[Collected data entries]
# # # # # # #

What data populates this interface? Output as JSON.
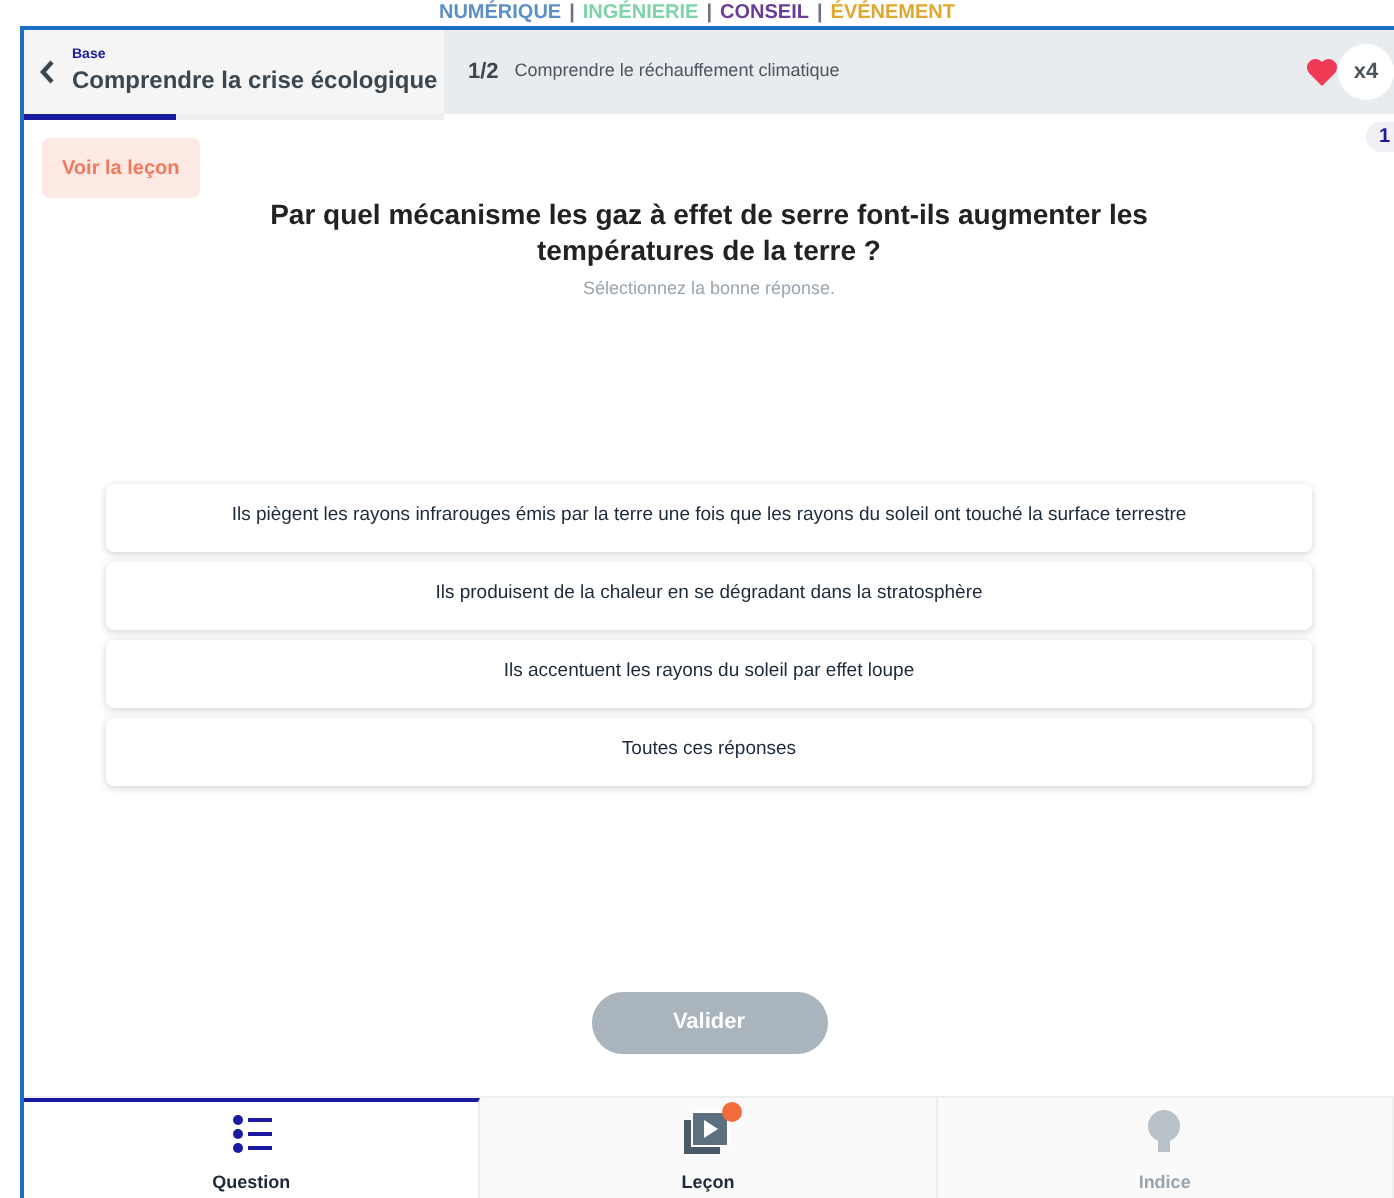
{
  "banner_separator": "|",
  "banner": [
    {
      "text": "NUMÉRIQUE",
      "color": "#5b8fc7"
    },
    {
      "text": "INGÉNIERIE",
      "color": "#7fd3a8"
    },
    {
      "text": "CONSEIL",
      "color": "#6a3d9a"
    },
    {
      "text": "ÉVÉNEMENT",
      "color": "#e0a82e"
    }
  ],
  "header": {
    "breadcrumb": "Base",
    "title": "Comprendre la crise écologique",
    "step": "1/2",
    "subtitle": "Comprendre le réchauffement climatique",
    "lives": "x4",
    "progress": {
      "level": 0.36
    },
    "page_badge": "1"
  },
  "lesson_button": "Voir la leçon",
  "question": "Par quel mécanisme les gaz à effet de serre font-ils augmenter les températures de la terre ?",
  "instruction": "Sélectionnez la bonne réponse.",
  "answers": [
    {
      "text": "Ils piègent les rayons infrarouges émis par la terre une fois que les rayons du soleil ont touché la surface terrestre",
      "selected": false
    },
    {
      "text": "Ils produisent de la chaleur en se dégradant dans la stratosphère",
      "selected": false
    },
    {
      "text": "Ils accentuent les rayons du soleil par effet loupe",
      "selected": false
    },
    {
      "text": "Toutes ces réponses",
      "selected": false
    }
  ],
  "submit": {
    "label": "Valider",
    "disabled": true
  },
  "tabs": [
    {
      "kind": "question",
      "label": "Question",
      "selected": true,
      "disabled": false,
      "notification": false
    },
    {
      "kind": "lesson",
      "label": "Leçon",
      "selected": false,
      "disabled": false,
      "notification": true
    },
    {
      "kind": "hint",
      "label": "Indice",
      "selected": false,
      "disabled": true,
      "notification": false
    }
  ]
}
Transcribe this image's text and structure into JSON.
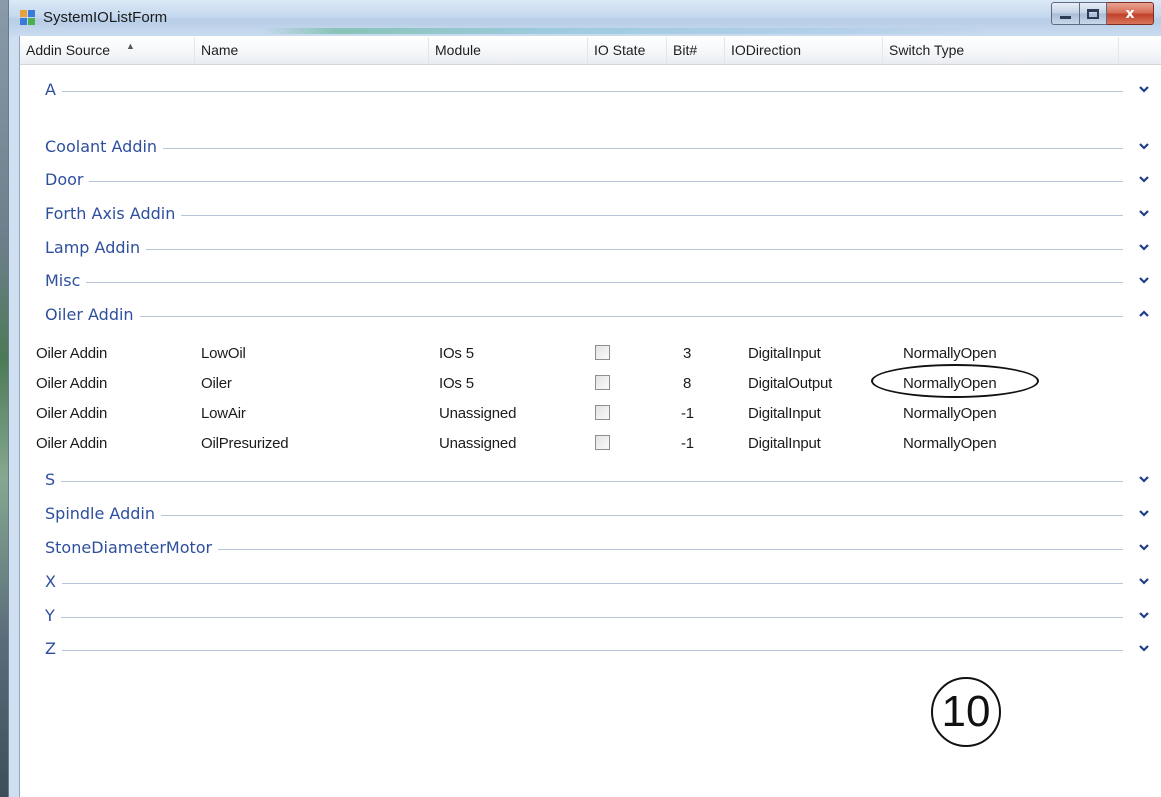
{
  "window": {
    "title": "SystemIOListForm",
    "caption_buttons": {
      "minimize": "minimize",
      "maximize": "maximize",
      "close": "x"
    }
  },
  "columns": [
    "Addin Source",
    "Name",
    "Module",
    "IO State",
    "Bit#",
    "IODirection",
    "Switch Type"
  ],
  "groups_before": [
    {
      "label": "A",
      "expanded": false
    },
    {
      "label": "Coolant Addin",
      "expanded": false
    },
    {
      "label": "Door",
      "expanded": false
    },
    {
      "label": "Forth Axis Addin",
      "expanded": false
    },
    {
      "label": "Lamp Addin",
      "expanded": false
    },
    {
      "label": "Misc",
      "expanded": false
    }
  ],
  "expanded_group": {
    "label": "Oiler Addin",
    "expanded": true,
    "rows": [
      {
        "source": "Oiler Addin",
        "name": "LowOil",
        "module": "IOs 5",
        "io_state": false,
        "bit": "3",
        "direction": "DigitalInput",
        "switch": "NormallyOpen"
      },
      {
        "source": "Oiler Addin",
        "name": "Oiler",
        "module": "IOs 5",
        "io_state": false,
        "bit": "8",
        "direction": "DigitalOutput",
        "switch": "NormallyOpen"
      },
      {
        "source": "Oiler Addin",
        "name": "LowAir",
        "module": "Unassigned",
        "io_state": false,
        "bit": "-1",
        "direction": "DigitalInput",
        "switch": "NormallyOpen"
      },
      {
        "source": "Oiler Addin",
        "name": "OilPresurized",
        "module": "Unassigned",
        "io_state": false,
        "bit": "-1",
        "direction": "DigitalInput",
        "switch": "NormallyOpen"
      }
    ]
  },
  "groups_after": [
    {
      "label": "S",
      "expanded": false
    },
    {
      "label": "Spindle Addin",
      "expanded": false
    },
    {
      "label": "StoneDiameterMotor",
      "expanded": false
    },
    {
      "label": "X",
      "expanded": false
    },
    {
      "label": "Y",
      "expanded": false
    },
    {
      "label": "Z",
      "expanded": false
    }
  ],
  "annotation": {
    "step_number": "10",
    "highlighted_cell": "NormallyOpen"
  },
  "colors": {
    "group_text": "#2e4f9e",
    "chevron": "#1f3f86",
    "title_bar": "#c5d8ee"
  }
}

# # # # # # #

Do not copy the pictures, but repeat every line exactly.

RESPONSE TO THE EXERCISE:
What data populates this interface? Output as JSON.
{
  "banner_separator": "|",
  "banner": [
    {
      "text": "NUMÉRIQUE",
      "color": "#5b8fc7"
    },
    {
      "text": "INGÉNIERIE",
      "color": "#7fd3a8"
    },
    {
      "text": "CONSEIL",
      "color": "#6a3d9a"
    },
    {
      "text": "ÉVÉNEMENT",
      "color": "#e0a82e"
    }
  ],
  "header": {
    "breadcrumb": "Base",
    "title": "Comprendre la crise écologique",
    "step": "1/2",
    "subtitle": "Comprendre le réchauffement climatique",
    "lives": "x4",
    "progress": {
      "level": 0.36
    },
    "page_badge": "1"
  },
  "lesson_button": "Voir la leçon",
  "question": "Par quel mécanisme les gaz à effet de serre font-ils augmenter les températures de la terre ?",
  "instruction": "Sélectionnez la bonne réponse.",
  "answers": [
    {
      "text": "Ils piègent les rayons infrarouges émis par la terre une fois que les rayons du soleil ont touché la surface terrestre",
      "selected": false
    },
    {
      "text": "Ils produisent de la chaleur en se dégradant dans la stratosphère",
      "selected": false
    },
    {
      "text": "Ils accentuent les rayons du soleil par effet loupe",
      "selected": false
    },
    {
      "text": "Toutes ces réponses",
      "selected": false
    }
  ],
  "submit": {
    "label": "Valider",
    "disabled": true
  },
  "tabs": [
    {
      "kind": "question",
      "label": "Question",
      "selected": true,
      "disabled": false,
      "notification": false
    },
    {
      "kind": "lesson",
      "label": "Leçon",
      "selected": false,
      "disabled": false,
      "notification": true
    },
    {
      "kind": "hint",
      "label": "Indice",
      "selected": false,
      "disabled": true,
      "notification": false
    }
  ]
}
Transcribe this image's text and structure into JSON.
{
  "window": {
    "title": "SystemIOListForm",
    "caption_buttons": {
      "minimize": "minimize",
      "maximize": "maximize",
      "close": "x"
    }
  },
  "columns": [
    "Addin Source",
    "Name",
    "Module",
    "IO State",
    "Bit#",
    "IODirection",
    "Switch Type"
  ],
  "groups_before": [
    {
      "label": "A",
      "expanded": false
    },
    {
      "label": "Coolant Addin",
      "expanded": false
    },
    {
      "label": "Door",
      "expanded": false
    },
    {
      "label": "Forth Axis Addin",
      "expanded": false
    },
    {
      "label": "Lamp Addin",
      "expanded": false
    },
    {
      "label": "Misc",
      "expanded": false
    }
  ],
  "expanded_group": {
    "label": "Oiler Addin",
    "expanded": true,
    "rows": [
      {
        "source": "Oiler Addin",
        "name": "LowOil",
        "module": "IOs 5",
        "io_state": false,
        "bit": "3",
        "direction": "DigitalInput",
        "switch": "NormallyOpen"
      },
      {
        "source": "Oiler Addin",
        "name": "Oiler",
        "module": "IOs 5",
        "io_state": false,
        "bit": "8",
        "direction": "DigitalOutput",
        "switch": "NormallyOpen"
      },
      {
        "source": "Oiler Addin",
        "name": "LowAir",
        "module": "Unassigned",
        "io_state": false,
        "bit": "-1",
        "direction": "DigitalInput",
        "switch": "NormallyOpen"
      },
      {
        "source": "Oiler Addin",
        "name": "OilPresurized",
        "module": "Unassigned",
        "io_state": false,
        "bit": "-1",
        "direction": "DigitalInput",
        "switch": "NormallyOpen"
      }
    ]
  },
  "groups_after": [
    {
      "label": "S",
      "expanded": false
    },
    {
      "label": "Spindle Addin",
      "expanded": false
    },
    {
      "label": "StoneDiameterMotor",
      "expanded": false
    },
    {
      "label": "X",
      "expanded": false
    },
    {
      "label": "Y",
      "expanded": false
    },
    {
      "label": "Z",
      "expanded": false
    }
  ],
  "annotation": {
    "step_number": "10",
    "highlighted_cell": "NormallyOpen"
  },
  "colors": {
    "group_text": "#2e4f9e",
    "chevron": "#1f3f86",
    "title_bar": "#c5d8ee"
  }
}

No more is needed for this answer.